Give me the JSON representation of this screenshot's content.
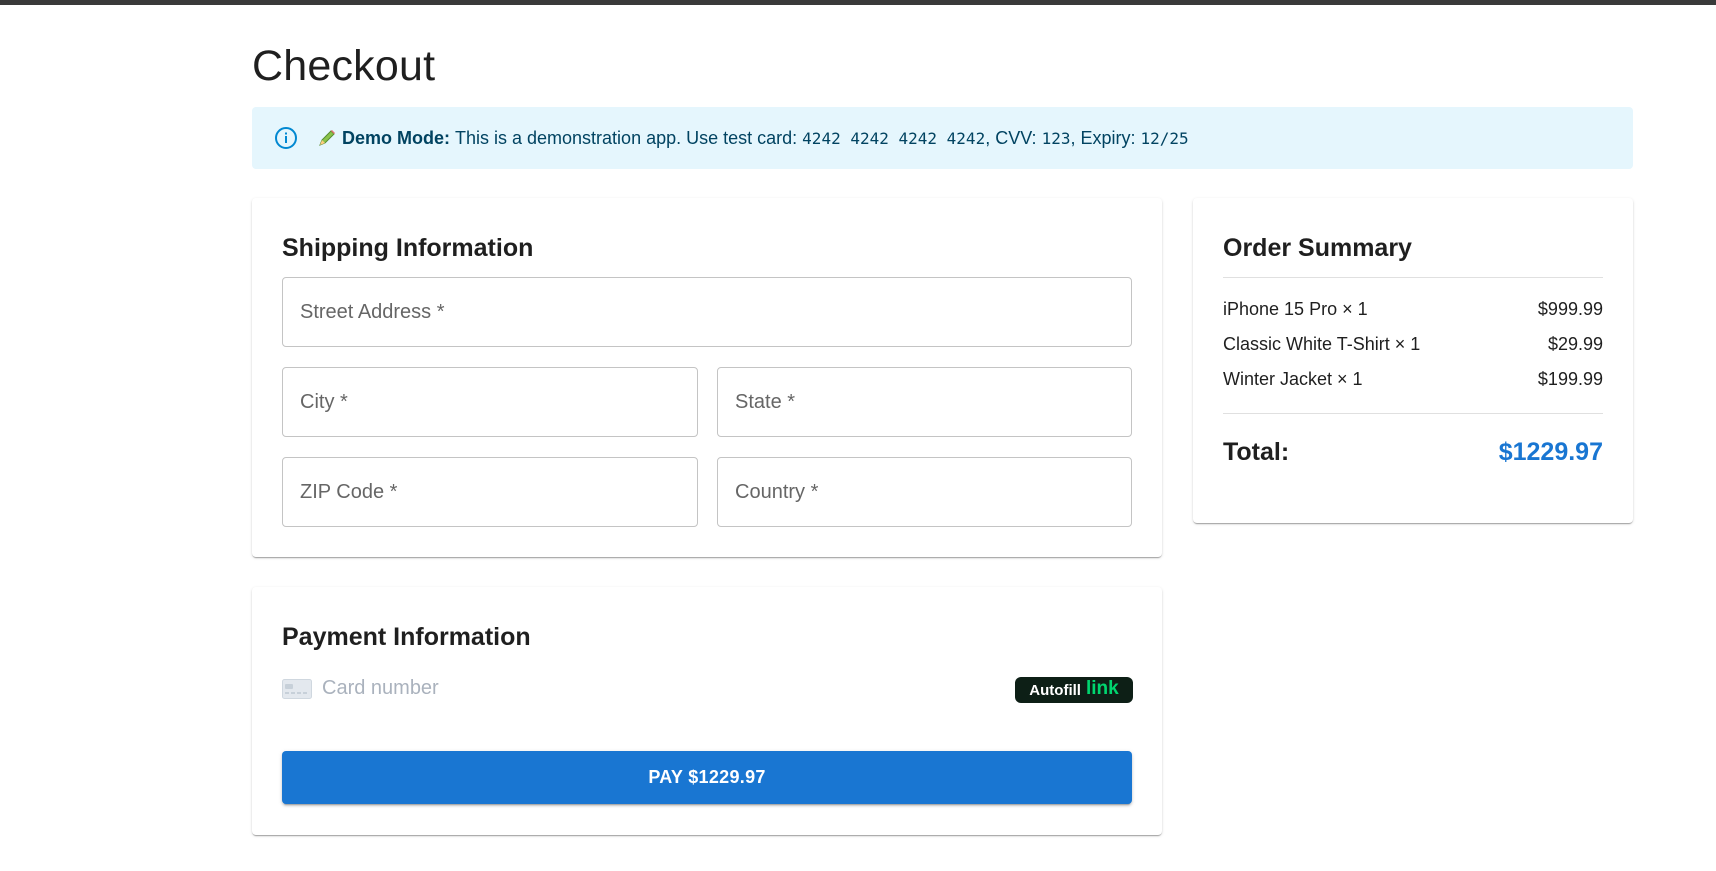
{
  "page": {
    "title": "Checkout"
  },
  "alert": {
    "icon": "info-icon",
    "emoji": "pencil-icon",
    "bold_label": "Demo Mode:",
    "text_before": "This is a demonstration app. Use test card: ",
    "card": "4242 4242 4242 4242",
    "cvv_label": ", CVV: ",
    "cvv": "123",
    "expiry_label": ", Expiry: ",
    "expiry": "12/25",
    "background": "#e5f6fd",
    "color": "#014361"
  },
  "shipping": {
    "title": "Shipping Information",
    "fields": {
      "street": "Street Address *",
      "city": "City *",
      "state": "State *",
      "zip": "ZIP Code *",
      "country": "Country *"
    }
  },
  "payment": {
    "title": "Payment Information",
    "card_placeholder": "Card number",
    "card_icon": "credit-card-icon",
    "autofill_label": "Autofill",
    "autofill_link": "link",
    "pay_button": "PAY $1229.97"
  },
  "summary": {
    "title": "Order Summary",
    "items": [
      {
        "name": "iPhone 15 Pro × 1",
        "price": "$999.99"
      },
      {
        "name": "Classic White T-Shirt × 1",
        "price": "$29.99"
      },
      {
        "name": "Winter Jacket × 1",
        "price": "$199.99"
      }
    ],
    "total_label": "Total:",
    "total_value": "$1229.97"
  },
  "colors": {
    "accent": "#1976d2",
    "link_green": "#00d66f",
    "link_bg": "#0d1f16"
  }
}
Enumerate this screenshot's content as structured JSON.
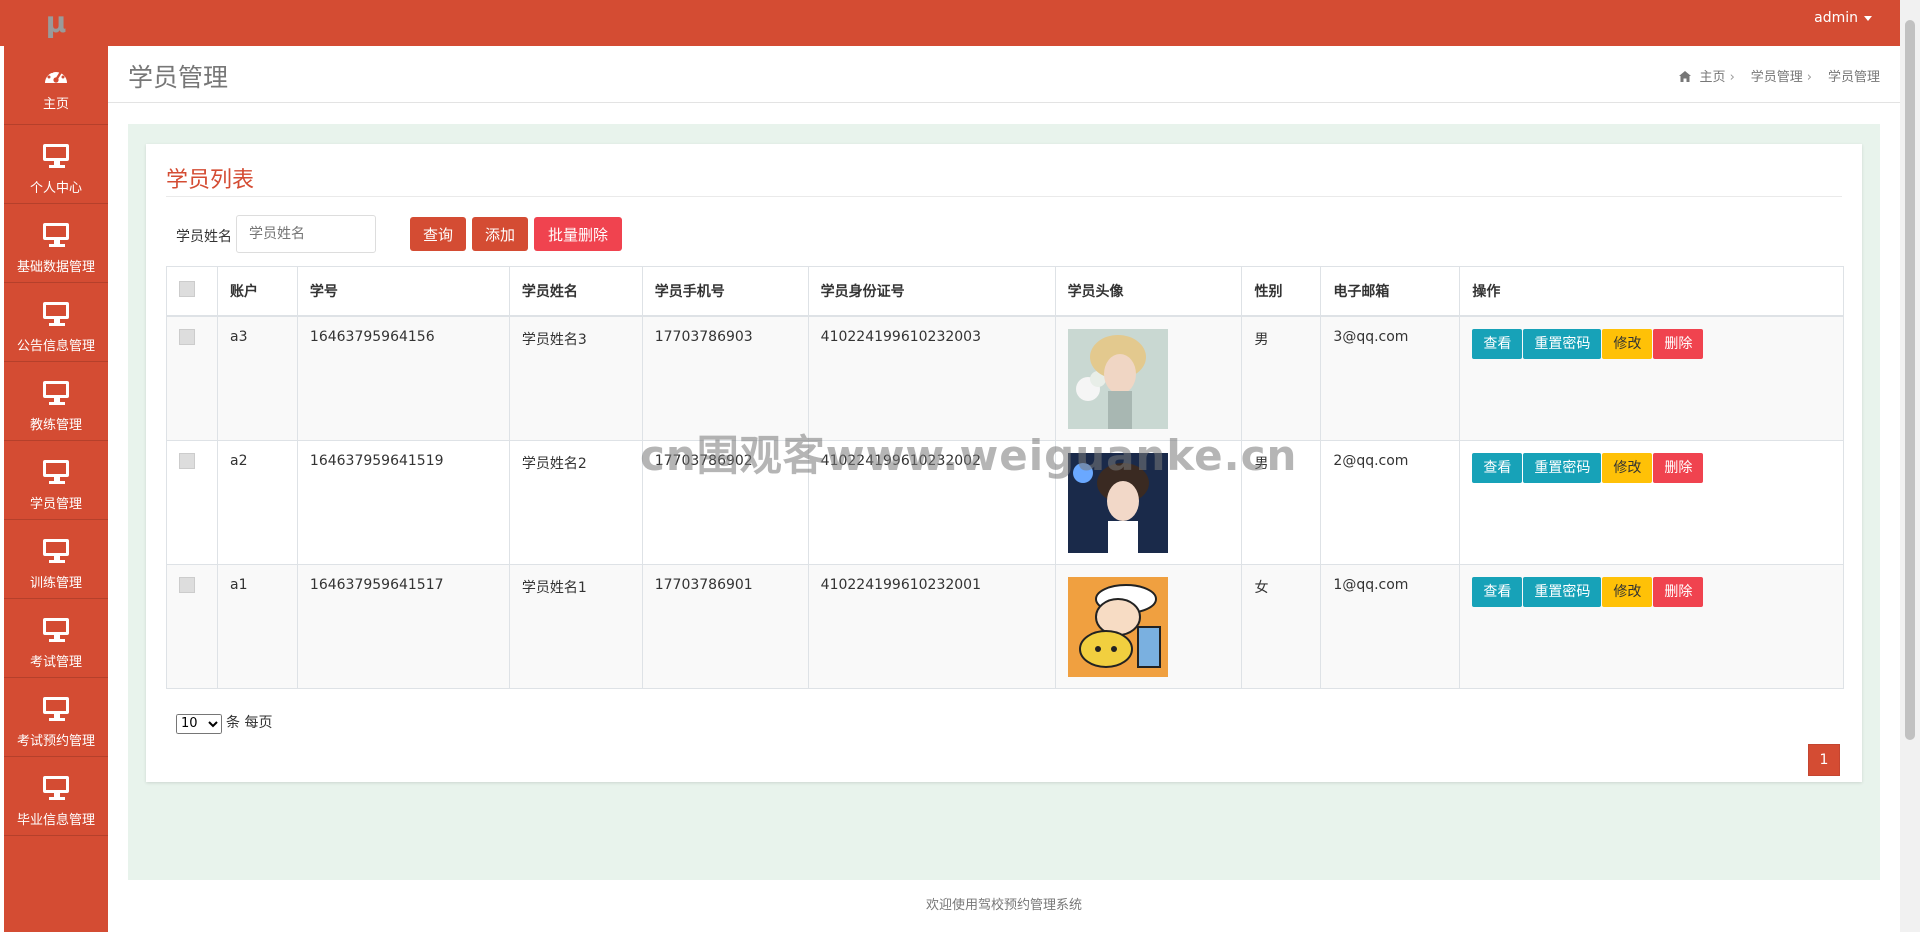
{
  "brand": {
    "logo_glyph": "μ"
  },
  "topbar": {
    "user": "admin"
  },
  "sidebar": {
    "items": [
      {
        "label": "主页",
        "icon": "dashboard-icon"
      },
      {
        "label": "个人中心",
        "icon": "monitor-icon"
      },
      {
        "label": "基础数据管理",
        "icon": "monitor-icon"
      },
      {
        "label": "公告信息管理",
        "icon": "monitor-icon"
      },
      {
        "label": "教练管理",
        "icon": "monitor-icon"
      },
      {
        "label": "学员管理",
        "icon": "monitor-icon"
      },
      {
        "label": "训练管理",
        "icon": "monitor-icon"
      },
      {
        "label": "考试管理",
        "icon": "monitor-icon"
      },
      {
        "label": "考试预约管理",
        "icon": "monitor-icon"
      },
      {
        "label": "毕业信息管理",
        "icon": "monitor-icon"
      }
    ]
  },
  "header": {
    "title": "学员管理",
    "breadcrumb": [
      "主页",
      "学员管理",
      "学员管理"
    ]
  },
  "card": {
    "title": "学员列表"
  },
  "search": {
    "label": "学员姓名",
    "placeholder": "学员姓名",
    "query_label": "查询",
    "add_label": "添加",
    "batch_delete_label": "批量删除"
  },
  "table": {
    "columns": [
      "账户",
      "学号",
      "学员姓名",
      "学员手机号",
      "学员身份证号",
      "学员头像",
      "性别",
      "电子邮箱",
      "操作"
    ],
    "rows": [
      {
        "account": "a3",
        "student_no": "16463795964156",
        "name": "学员姓名3",
        "phone": "17703786903",
        "id_card": "410224199610232003",
        "gender": "男",
        "email": "3@qq.com"
      },
      {
        "account": "a2",
        "student_no": "164637959641519",
        "name": "学员姓名2",
        "phone": "17703786902",
        "id_card": "410224199610232002",
        "gender": "男",
        "email": "2@qq.com"
      },
      {
        "account": "a1",
        "student_no": "164637959641517",
        "name": "学员姓名1",
        "phone": "17703786901",
        "id_card": "410224199610232001",
        "gender": "女",
        "email": "1@qq.com"
      }
    ],
    "actions": {
      "view": "查看",
      "reset": "重置密码",
      "edit": "修改",
      "delete": "删除"
    }
  },
  "pagination": {
    "page_size": "10",
    "suffix": "条 每页",
    "current_page": "1"
  },
  "footer": {
    "text": "欢迎使用驾校预约管理系统"
  },
  "watermark": {
    "text": "cn围观客www.weiguanke.cn"
  },
  "colors": {
    "primary": "#d44c33",
    "info": "#17a2b8",
    "warning": "#ffc107",
    "danger": "#f0434f",
    "content_bg": "#e8f3ec"
  }
}
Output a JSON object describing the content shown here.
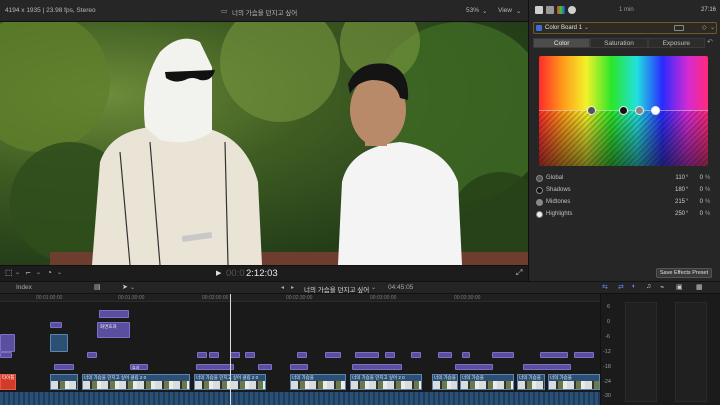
{
  "viewer": {
    "format_info": "4194 x 1935 | 23.98 fps, Stereo",
    "clip_title": "너의 가슴을 던지고 싶어",
    "zoom": "53%",
    "view_label": "View",
    "timecode_dim": "00:0",
    "timecode": "2:12:03"
  },
  "inspector": {
    "duration": "1 min",
    "timecode": "27:16",
    "board_label": "Color Board 1",
    "tabs": [
      "Color",
      "Saturation",
      "Exposure"
    ],
    "active_tab": "Color",
    "controls": [
      {
        "name": "Global",
        "degrees": "110",
        "percent": "0"
      },
      {
        "name": "Shadows",
        "degrees": "180",
        "percent": "0"
      },
      {
        "name": "Midtones",
        "degrees": "215",
        "percent": "0"
      },
      {
        "name": "Highlights",
        "degrees": "250",
        "percent": "0"
      }
    ],
    "degree_sign": "°",
    "percent_sign": "%",
    "save_preset_label": "Save Effects Preset"
  },
  "timeline": {
    "index_label": "Index",
    "project_title": "너의 가슴을 던지고 싶어",
    "project_duration": "04:45:05",
    "ruler": [
      "00:01:00:00",
      "00:01:30:00",
      "00:02:00:00",
      "00:02:30:00",
      "00:03:00:00",
      "00:03:30:00"
    ],
    "clip_labels": [
      "너의 가슴을 던지고 싶어 클립 2 0",
      "너의 가슴을 던지고 싶어 클립 2 0",
      "너의 가슴을",
      "너의 가슴을 던지고 싶어 2 0",
      "너의 가슴을",
      "너의 가슴을",
      "너의 가슴을",
      "너의 가슴을"
    ],
    "title_clip_a": "화면효과",
    "title_clip_b": "효과",
    "red_clip_label": "타이틀"
  },
  "meters": {
    "scale": [
      "6",
      "0",
      "-6",
      "-12",
      "-18",
      "-24",
      "-30"
    ]
  }
}
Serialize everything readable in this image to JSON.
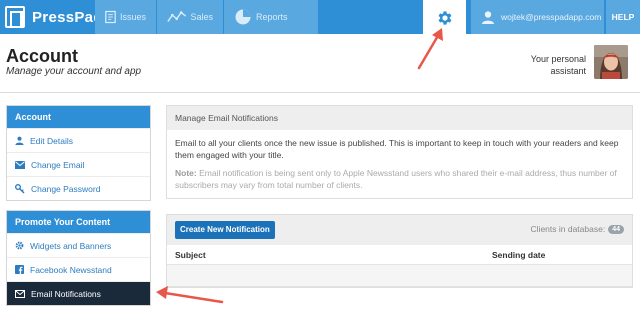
{
  "app": {
    "name": "PressPad"
  },
  "nav": {
    "items": [
      {
        "label": "Issues",
        "icon": "document-icon"
      },
      {
        "label": "Sales",
        "icon": "line-chart-icon"
      },
      {
        "label": "Reports",
        "icon": "pie-chart-icon"
      }
    ],
    "settings_icon": "gear-icon",
    "user_email": "wojtek@presspadapp.com",
    "help_label": "HELP"
  },
  "page": {
    "title": "Account",
    "subtitle": "Manage your account and app",
    "assistant_label": "Your personal assistant"
  },
  "sidebar": {
    "account": {
      "heading": "Account",
      "items": [
        {
          "label": "Edit Details",
          "icon": "user-icon"
        },
        {
          "label": "Change Email",
          "icon": "envelope-icon"
        },
        {
          "label": "Change Password",
          "icon": "key-icon"
        }
      ]
    },
    "promote": {
      "heading": "Promote Your Content",
      "items": [
        {
          "label": "Widgets and Banners",
          "icon": "cog-icon"
        },
        {
          "label": "Facebook Newsstand",
          "icon": "facebook-icon"
        },
        {
          "label": "Email Notifications",
          "icon": "envelope-icon",
          "active": true
        }
      ]
    }
  },
  "main": {
    "heading": "Manage Email Notifications",
    "description": "Email to all your clients once the new issue is published. This is important to keep in touch with your readers and keep them engaged with your title.",
    "note_label": "Note:",
    "note_text": " Email notification is being sent only to Apple Newsstand users who shared their e-mail address, thus number of subscribers may vary from total number of clients.",
    "create_button": "Create New Notification",
    "clients_label": "Clients in database:",
    "clients_count": "44",
    "columns": [
      "Subject",
      "Sending date"
    ]
  },
  "colors": {
    "brand": "#2e8fd7",
    "nav_tab": "#5aa8e0",
    "active_item": "#1b2a3b",
    "button": "#1c72b8",
    "arrow": "#e8584a"
  }
}
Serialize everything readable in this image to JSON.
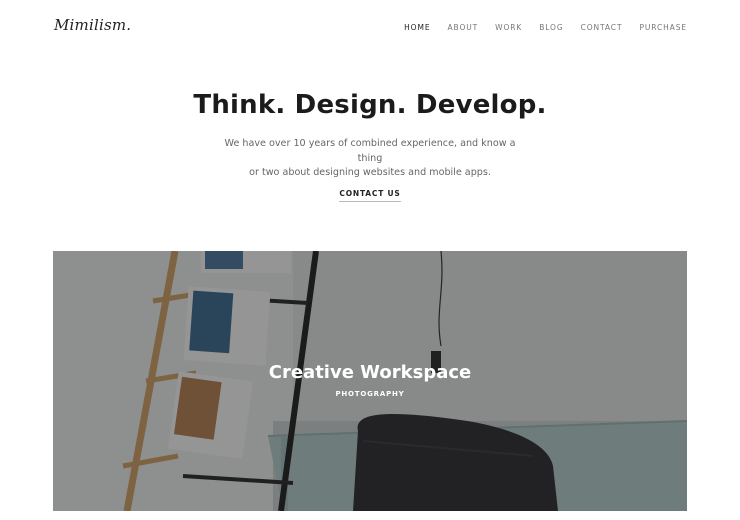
{
  "header": {
    "logo": "Mimilism.",
    "nav": [
      "HOME",
      "ABOUT",
      "WORK",
      "BLOG",
      "CONTACT",
      "PURCHASE"
    ],
    "active_nav": "HOME"
  },
  "hero": {
    "title": "Think. Design. Develop.",
    "text_line1": "We have over 10 years of combined experience, and know a thing",
    "text_line2": "or two about designing websites and mobile apps.",
    "cta": "CONTACT US"
  },
  "feature": {
    "title": "Creative Workspace",
    "category": "PHOTOGRAPHY",
    "image": "workspace-photo"
  }
}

:: GIVEN INSTRUCTION ::
Identify the lines that hold the word "heading". Copy every one of them.

:: ANSWER TO THIS PROBLEM ::
      "heading": "Account",
      "heading": "Promote Your Content",
    "heading": "Manage Email Notifications",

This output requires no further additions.